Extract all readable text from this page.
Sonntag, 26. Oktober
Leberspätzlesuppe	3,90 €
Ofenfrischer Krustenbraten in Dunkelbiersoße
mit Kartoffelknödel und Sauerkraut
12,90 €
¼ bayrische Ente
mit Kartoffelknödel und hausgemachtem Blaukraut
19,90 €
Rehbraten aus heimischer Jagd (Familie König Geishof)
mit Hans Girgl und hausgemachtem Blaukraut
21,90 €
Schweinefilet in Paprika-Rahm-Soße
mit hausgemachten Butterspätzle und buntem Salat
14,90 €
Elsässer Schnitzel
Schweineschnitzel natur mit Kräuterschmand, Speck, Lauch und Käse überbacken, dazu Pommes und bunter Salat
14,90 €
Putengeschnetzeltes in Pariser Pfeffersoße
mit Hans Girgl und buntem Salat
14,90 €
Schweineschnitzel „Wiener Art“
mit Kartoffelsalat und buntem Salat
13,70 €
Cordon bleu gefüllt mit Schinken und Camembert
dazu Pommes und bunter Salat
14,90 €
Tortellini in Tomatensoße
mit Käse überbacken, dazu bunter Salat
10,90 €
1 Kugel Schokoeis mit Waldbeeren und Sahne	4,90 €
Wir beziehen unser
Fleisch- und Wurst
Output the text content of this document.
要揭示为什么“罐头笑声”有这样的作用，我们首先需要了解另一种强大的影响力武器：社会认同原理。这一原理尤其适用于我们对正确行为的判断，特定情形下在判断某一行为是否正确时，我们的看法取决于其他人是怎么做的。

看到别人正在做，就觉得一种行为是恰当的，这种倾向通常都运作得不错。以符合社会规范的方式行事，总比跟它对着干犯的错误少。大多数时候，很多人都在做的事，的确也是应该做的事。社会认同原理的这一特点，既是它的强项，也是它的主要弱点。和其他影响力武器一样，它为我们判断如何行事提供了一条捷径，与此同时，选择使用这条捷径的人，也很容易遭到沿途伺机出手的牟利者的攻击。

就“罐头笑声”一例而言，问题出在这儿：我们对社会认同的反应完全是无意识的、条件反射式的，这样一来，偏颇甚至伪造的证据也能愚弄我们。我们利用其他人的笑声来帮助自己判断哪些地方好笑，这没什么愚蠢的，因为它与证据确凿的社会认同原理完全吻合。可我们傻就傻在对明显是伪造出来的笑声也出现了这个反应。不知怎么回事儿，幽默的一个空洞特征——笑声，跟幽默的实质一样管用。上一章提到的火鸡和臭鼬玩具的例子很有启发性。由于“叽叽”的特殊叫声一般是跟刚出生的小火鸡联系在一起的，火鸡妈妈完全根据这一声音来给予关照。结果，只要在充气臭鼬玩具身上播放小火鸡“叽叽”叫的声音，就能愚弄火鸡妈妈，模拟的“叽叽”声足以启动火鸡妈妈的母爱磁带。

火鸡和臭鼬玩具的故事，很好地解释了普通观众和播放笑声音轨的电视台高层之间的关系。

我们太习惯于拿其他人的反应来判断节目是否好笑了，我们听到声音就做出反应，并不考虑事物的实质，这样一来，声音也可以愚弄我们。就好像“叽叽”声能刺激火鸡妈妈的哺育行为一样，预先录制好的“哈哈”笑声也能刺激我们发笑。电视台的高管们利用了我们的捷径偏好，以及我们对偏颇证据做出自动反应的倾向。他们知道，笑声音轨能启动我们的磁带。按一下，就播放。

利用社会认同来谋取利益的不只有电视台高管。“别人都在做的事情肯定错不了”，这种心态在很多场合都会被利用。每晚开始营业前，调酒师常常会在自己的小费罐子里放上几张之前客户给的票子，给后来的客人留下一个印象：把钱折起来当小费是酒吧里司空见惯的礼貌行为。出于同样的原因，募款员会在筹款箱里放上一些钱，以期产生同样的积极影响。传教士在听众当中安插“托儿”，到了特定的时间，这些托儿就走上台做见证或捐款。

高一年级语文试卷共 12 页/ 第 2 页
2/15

....................

Exercise prompt: Using the listing above, retype each line exactly.

Task result:
Extract all readable text from this page.
Sonntag, 26. Oktober
Leberspätzlesuppe	3,90 €
Ofenfrischer Krustenbraten in Dunkelbiersoße
mit Kartoffelknödel und Sauerkraut
12,90 €
¼ bayrische Ente
mit Kartoffelknödel und hausgemachtem Blaukraut
19,90 €
Rehbraten aus heimischer Jagd (Familie König Geishof)
mit Hans Girgl und hausgemachtem Blaukraut
21,90 €
Schweinefilet in Paprika-Rahm-Soße
mit hausgemachten Butterspätzle und buntem Salat
14,90 €
Elsässer Schnitzel
Schweineschnitzel natur mit Kräuterschmand, Speck, Lauch und Käse überbacken, dazu Pommes und bunter Salat
14,90 €
Putengeschnetzeltes in Pariser Pfeffersoße
mit Hans Girgl und buntem Salat
14,90 €
Schweineschnitzel „Wiener Art“
mit Kartoffelsalat und buntem Salat
13,70 €
Cordon bleu gefüllt mit Schinken und Camembert
dazu Pommes und bunter Salat
14,90 €
Tortellini in Tomatensoße
mit Käse überbacken, dazu bunter Salat
10,90 €
1 Kugel Schokoeis mit Waldbeeren und Sahne	4,90 €
Wir beziehen unser
Fleisch- und Wurst
Output the text content of this document.
要揭示为什么“罐头笑声”有这样的作用，我们首先需要了解另一种强大的影响力武器：社会认同原理。这一原理尤其适用于我们对正确行为的判断，特定情形下在判断某一行为是否正确时，我们的看法取决于其他人是怎么做的。

看到别人正在做，就觉得一种行为是恰当的，这种倾向通常都运作得不错。以符合社会规范的方式行事，总比跟它对着干犯的错误少。大多数时候，很多人都在做的事，的确也是应该做的事。社会认同原理的这一特点，既是它的强项，也是它的主要弱点。和其他影响力武器一样，它为我们判断如何行事提供了一条捷径，与此同时，选择使用这条捷径的人，也很容易遭到沿途伺机出手的牟利者的攻击。

就“罐头笑声”一例而言，问题出在这儿：我们对社会认同的反应完全是无意识的、条件反射式的，这样一来，偏颇甚至伪造的证据也能愚弄我们。我们利用其他人的笑声来帮助自己判断哪些地方好笑，这没什么愚蠢的，因为它与证据确凿的社会认同原理完全吻合。可我们傻就傻在对明显是伪造出来的笑声也出现了这个反应。不知怎么回事儿，幽默的一个空洞特征——笑声，跟幽默的实质一样管用。上一章提到的火鸡和臭鼬玩具的例子很有启发性。由于“叽叽”的特殊叫声一般是跟刚出生的小火鸡联系在一起的，火鸡妈妈完全根据这一声音来给予关照。结果，只要在充气臭鼬玩具身上播放小火鸡“叽叽”叫的声音，就能愚弄火鸡妈妈，模拟的“叽叽”声足以启动火鸡妈妈的母爱磁带。

火鸡和臭鼬玩具的故事，很好地解释了普通观众和播放笑声音轨的电视台高层之间的关系。

我们太习惯于拿其他人的反应来判断节目是否好笑了，我们听到声音就做出反应，并不考虑事物的实质，这样一来，声音也可以愚弄我们。就好像“叽叽”声能刺激火鸡妈妈的哺育行为一样，预先录制好的“哈哈”笑声也能刺激我们发笑。电视台的高管们利用了我们的捷径偏好，以及我们对偏颇证据做出自动反应的倾向。他们知道，笑声音轨能启动我们的磁带。按一下，就播放。

利用社会认同来谋取利益的不只有电视台高管。“别人都在做的事情肯定错不了”，这种心态在很多场合都会被利用。每晚开始营业前，调酒师常常会在自己的小费罐子里放上几张之前客户给的票子，给后来的客人留下一个印象：把钱折起来当小费是酒吧里司空见惯的礼貌行为。出于同样的原因，募款员会在筹款箱里放上一些钱，以期产生同样的积极影响。传教士在听众当中安插“托儿”，到了特定的时间，这些托儿就走上台做见证或捐款。

高一年级语文试卷共 12 页/ 第 2 页
2/15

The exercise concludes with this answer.